## Records for the exercise:
☆ ☆ ☆ ☆

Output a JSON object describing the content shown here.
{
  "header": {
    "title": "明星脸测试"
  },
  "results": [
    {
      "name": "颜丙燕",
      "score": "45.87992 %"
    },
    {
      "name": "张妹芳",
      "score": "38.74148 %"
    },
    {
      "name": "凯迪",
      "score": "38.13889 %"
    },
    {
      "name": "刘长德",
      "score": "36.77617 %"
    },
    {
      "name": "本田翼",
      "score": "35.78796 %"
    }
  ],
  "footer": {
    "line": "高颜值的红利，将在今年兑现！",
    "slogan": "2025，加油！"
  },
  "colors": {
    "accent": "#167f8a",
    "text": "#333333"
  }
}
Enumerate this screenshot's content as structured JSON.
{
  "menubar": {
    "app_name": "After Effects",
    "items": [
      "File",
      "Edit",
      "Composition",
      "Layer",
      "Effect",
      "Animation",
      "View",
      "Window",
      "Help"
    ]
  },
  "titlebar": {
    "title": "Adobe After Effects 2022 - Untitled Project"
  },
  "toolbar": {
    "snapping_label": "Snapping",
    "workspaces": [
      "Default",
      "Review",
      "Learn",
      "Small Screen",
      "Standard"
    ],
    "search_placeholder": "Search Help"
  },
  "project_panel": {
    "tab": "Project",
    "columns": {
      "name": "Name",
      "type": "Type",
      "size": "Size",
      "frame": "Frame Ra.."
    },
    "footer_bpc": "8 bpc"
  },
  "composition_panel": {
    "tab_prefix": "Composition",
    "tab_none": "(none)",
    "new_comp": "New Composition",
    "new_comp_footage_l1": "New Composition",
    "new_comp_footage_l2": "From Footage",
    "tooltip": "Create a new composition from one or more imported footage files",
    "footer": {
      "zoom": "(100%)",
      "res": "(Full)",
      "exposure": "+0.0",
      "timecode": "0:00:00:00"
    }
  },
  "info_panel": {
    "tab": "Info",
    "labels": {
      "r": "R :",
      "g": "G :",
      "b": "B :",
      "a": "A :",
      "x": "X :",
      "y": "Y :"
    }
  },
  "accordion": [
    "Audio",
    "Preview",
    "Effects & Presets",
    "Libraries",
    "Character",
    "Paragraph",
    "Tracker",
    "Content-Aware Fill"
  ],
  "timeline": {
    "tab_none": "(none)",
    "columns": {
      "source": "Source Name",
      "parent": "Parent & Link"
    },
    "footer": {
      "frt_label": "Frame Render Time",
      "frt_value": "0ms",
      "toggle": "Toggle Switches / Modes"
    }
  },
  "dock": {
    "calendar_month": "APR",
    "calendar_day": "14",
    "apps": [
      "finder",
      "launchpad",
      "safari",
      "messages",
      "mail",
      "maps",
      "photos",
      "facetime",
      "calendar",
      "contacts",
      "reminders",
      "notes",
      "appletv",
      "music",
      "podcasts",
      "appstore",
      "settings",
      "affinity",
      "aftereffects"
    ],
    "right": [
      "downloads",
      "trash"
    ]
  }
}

☆ ☆ ☆ ☆

## Given exercise:
Transcribe each record exactly. Leave nothing out.

## Exercise result:
Output a JSON object describing the content shown here.
{
  "header": {
    "title": "明星脸测试"
  },
  "results": [
    {
      "name": "颜丙燕",
      "score": "45.87992 %"
    },
    {
      "name": "张妹芳",
      "score": "38.74148 %"
    },
    {
      "name": "凯迪",
      "score": "38.13889 %"
    },
    {
      "name": "刘长德",
      "score": "36.77617 %"
    },
    {
      "name": "本田翼",
      "score": "35.78796 %"
    }
  ],
  "footer": {
    "line": "高颜值的红利，将在今年兑现！",
    "slogan": "2025，加油！"
  },
  "colors": {
    "accent": "#167f8a",
    "text": "#333333"
  }
}
Enumerate this screenshot's content as structured JSON.
{
  "menubar": {
    "app_name": "After Effects",
    "items": [
      "File",
      "Edit",
      "Composition",
      "Layer",
      "Effect",
      "Animation",
      "View",
      "Window",
      "Help"
    ]
  },
  "titlebar": {
    "title": "Adobe After Effects 2022 - Untitled Project"
  },
  "toolbar": {
    "snapping_label": "Snapping",
    "workspaces": [
      "Default",
      "Review",
      "Learn",
      "Small Screen",
      "Standard"
    ],
    "search_placeholder": "Search Help"
  },
  "project_panel": {
    "tab": "Project",
    "columns": {
      "name": "Name",
      "type": "Type",
      "size": "Size",
      "frame": "Frame Ra.."
    },
    "footer_bpc": "8 bpc"
  },
  "composition_panel": {
    "tab_prefix": "Composition",
    "tab_none": "(none)",
    "new_comp": "New Composition",
    "new_comp_footage_l1": "New Composition",
    "new_comp_footage_l2": "From Footage",
    "tooltip": "Create a new composition from one or more imported footage files",
    "footer": {
      "zoom": "(100%)",
      "res": "(Full)",
      "exposure": "+0.0",
      "timecode": "0:00:00:00"
    }
  },
  "info_panel": {
    "tab": "Info",
    "labels": {
      "r": "R :",
      "g": "G :",
      "b": "B :",
      "a": "A :",
      "x": "X :",
      "y": "Y :"
    }
  },
  "accordion": [
    "Audio",
    "Preview",
    "Effects & Presets",
    "Libraries",
    "Character",
    "Paragraph",
    "Tracker",
    "Content-Aware Fill"
  ],
  "timeline": {
    "tab_none": "(none)",
    "columns": {
      "source": "Source Name",
      "parent": "Parent & Link"
    },
    "footer": {
      "frt_label": "Frame Render Time",
      "frt_value": "0ms",
      "toggle": "Toggle Switches / Modes"
    }
  },
  "dock": {
    "calendar_month": "APR",
    "calendar_day": "14",
    "apps": [
      "finder",
      "launchpad",
      "safari",
      "messages",
      "mail",
      "maps",
      "photos",
      "facetime",
      "calendar",
      "contacts",
      "reminders",
      "notes",
      "appletv",
      "music",
      "podcasts",
      "appstore",
      "settings",
      "affinity",
      "aftereffects"
    ],
    "right": [
      "downloads",
      "trash"
    ]
  }
}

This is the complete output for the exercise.